PCoIP and USB Mic misbehaving with “Follow-Me” desktop

 

I’ve been working on “Follow-me” desktop solutions lately, especially VMware View. Working through different workflows and use cases, I ran into a pretty vexing peripheral issue. As it stands, the PCoIP protocol has an issue with how it handles bi-directional audio through a USB microphone.

One of the new features of recent PCoIP releases has been support for isochronous USB devices to be connected. This type of device has certain bandwidth guarantee associated, and is given privileged status essentially. Things like microphones! You have to have a great connection or your voice input comes out sounds all garbled and scratchy when put over the network (connecting your physical desktop to your virtual desktop). This actually works quite well and I have to give PCoIP props for how well it performs. A good guide to the basics of getting things rolling is found here.

However, one particular use case makes apparent a big problem right now with PCoIP and USB microphones, the “Follow-me” desktop. Normal behavior for USB redirection goes along the lines of….

  1. Disconnect device from host
  2. Reconnect device to target virtual desktop

This is the Virtual USB hub included with the View client making this happen. When you disconnect your physical computer from your View desktop, the following step is supposed to happen

  1. Disconnect device from target virtual desktop
  2. Reconnect device to host

This is all because only one system can “own” a USB device at once. However the last step is not happening for USB microphones when connecting via PCoIP. The process works correctly for RDP connections oddly enough, however this will not work correctly with some commonly used apps for a USB mic, like Dragon Naturally Speaking.

What you will observe follows this pattern….

  1. First connection from a “fresh” host PC to a Virtual desktop ends with the microphone working.
□ □ □ □ □ □ □
Given task 1:
Answer these questions using the post on PCoIP and USB microphones:
(a) What type of USB device do recent PCoIP releases support connecting?
(b) What included with the View client makes USB redirection happen?
(c) With which type of connection does the process work correctly?
Given task 2:
Write out, in order, every numbered step in the post on PCoIP and USB microphones.
Given task 3:
Go on with the post on PCoIP and USB microphones from the point where it stops.
□ □ □ □ □ □ □
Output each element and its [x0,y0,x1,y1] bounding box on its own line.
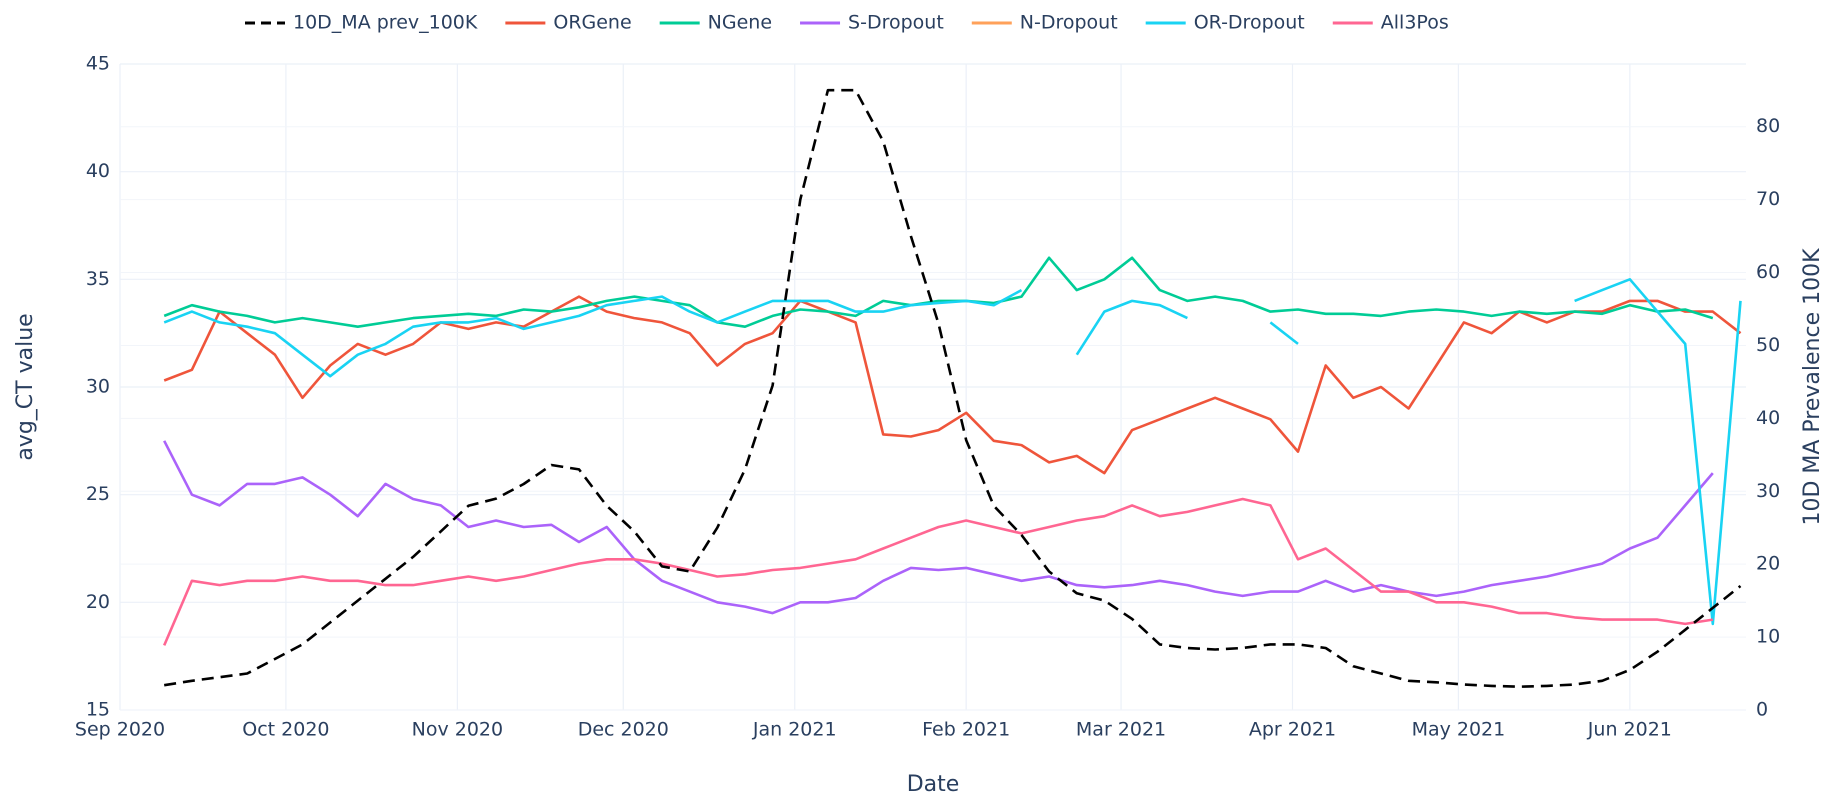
grid [119,63,1746,711]
x-tick-label: Feb 2021 [922,719,1010,741]
line-series [163,278,1742,626]
line-series [163,295,1742,475]
x-tick-label: Jan 2021 [752,719,837,741]
y-tick-label: 30 [86,376,110,398]
y2-tick-label: 60 [1756,261,1780,283]
line-series [163,497,1714,646]
line-series [163,440,1714,615]
x-tick-label: Mar 2021 [1076,719,1166,741]
x-tick-label: Jun 2021 [1587,719,1672,741]
y-tick-label: 20 [86,591,110,613]
line-series [163,256,1714,328]
legend-label: NGene [708,12,772,34]
y-tick-label: 35 [86,268,110,290]
legend-item[interactable]: 10D_MA prev_100K [245,12,478,34]
legend-label: OR-Dropout [1194,12,1305,34]
y-tick-label: 25 [86,483,110,505]
legend-label: 10D_MA prev_100K [293,12,478,34]
x-tick-label: Apr 2021 [1249,719,1336,741]
y2-tick-label: 50 [1756,334,1780,356]
x-tick-label: Dec 2020 [578,719,669,741]
y2-tick-label: 40 [1756,407,1780,429]
x-tick-label: Nov 2020 [412,719,503,741]
y2-tick-label: 0 [1756,699,1768,721]
y2-tick-label: 70 [1756,188,1780,210]
legend-label: All3Pos [1381,12,1449,34]
legend-item[interactable]: All3Pos [1332,12,1449,34]
y-tick-label: 15 [86,699,110,721]
y-tick-label: 40 [86,160,110,182]
legend-label: ORGene [553,12,631,34]
legend-label: S-Dropout [848,12,944,34]
x-tick-label: May 2021 [1412,719,1506,741]
y-tick-label: 45 [86,53,110,75]
x-axis-title: Date [907,772,960,797]
y2-tick-label: 80 [1756,115,1780,137]
line-series [163,88,1742,688]
legend-label: N-Dropout [1020,12,1118,34]
y2-axis-title: 10D MA Prevalence 100K [1800,248,1825,526]
legend-item[interactable]: OR-Dropout [1145,12,1305,34]
x-tick-label: Sep 2020 [75,719,165,741]
y2-tick-label: 20 [1756,553,1780,575]
legend-item[interactable]: ORGene [505,12,632,34]
legend-item[interactable]: S-Dropout [800,12,944,34]
y2-tick-label: 10 [1756,626,1780,648]
legend-item[interactable]: NGene [659,12,772,34]
legend-item[interactable]: N-Dropout [971,12,1118,34]
y-axis-title: avg_CT value [13,313,38,460]
x-tick-label: Oct 2020 [242,719,329,741]
y2-tick-label: 30 [1756,480,1780,502]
□ □ □ □ □ □ □
Exercise response 1:
(a) Isochronous USB devices.
(b) The Virtual USB hub.
(c) RDP connections.

Exercise response 2:
1. Disconnect device from host
2. Reconnect device to target virtual desktop
3. Disconnect device from target virtual desktop
4. Reconnect device to host
5. First connection from a "fresh" host PC to a Virtual desktop ends with the microphone working.

Exercise response 3:
  2. The user logs off of their View desktop
  3. Any user that then tries to logon from that desktop will be unable to connect to the microphone. You will see an error similar to “Cannot connect <device name> It may be in use by another application”.
  4. If you unplug the USB microphone and plug it back in to the physical PC, you will see the USB composite device in a disabled state in device manager.

There is a VMware KB regarding this issue here that describes in great detail what error messages you might see, and describes their current official workaround.

kb.vmware.com/kb/102687

The core of the solution, if you can call it that right now, is to remove the disabled USB Composite device corresponding to your mic, from the device manager, while it is plugged in and after it has “failed” and will no longer connect to View desktops. This does reset the device so that it can successfully work with another virtual desktop again, but far too detailed for an average user to do on a near constant basis.

If you want to script this to take a lot of the pain out, Microsoft actually has a nifty command line utility that lets you manipulate the device manager. DevCon is the name, and it can be a lot of fun….but can have….ahh…unfortunate side effects if you aren’t careful.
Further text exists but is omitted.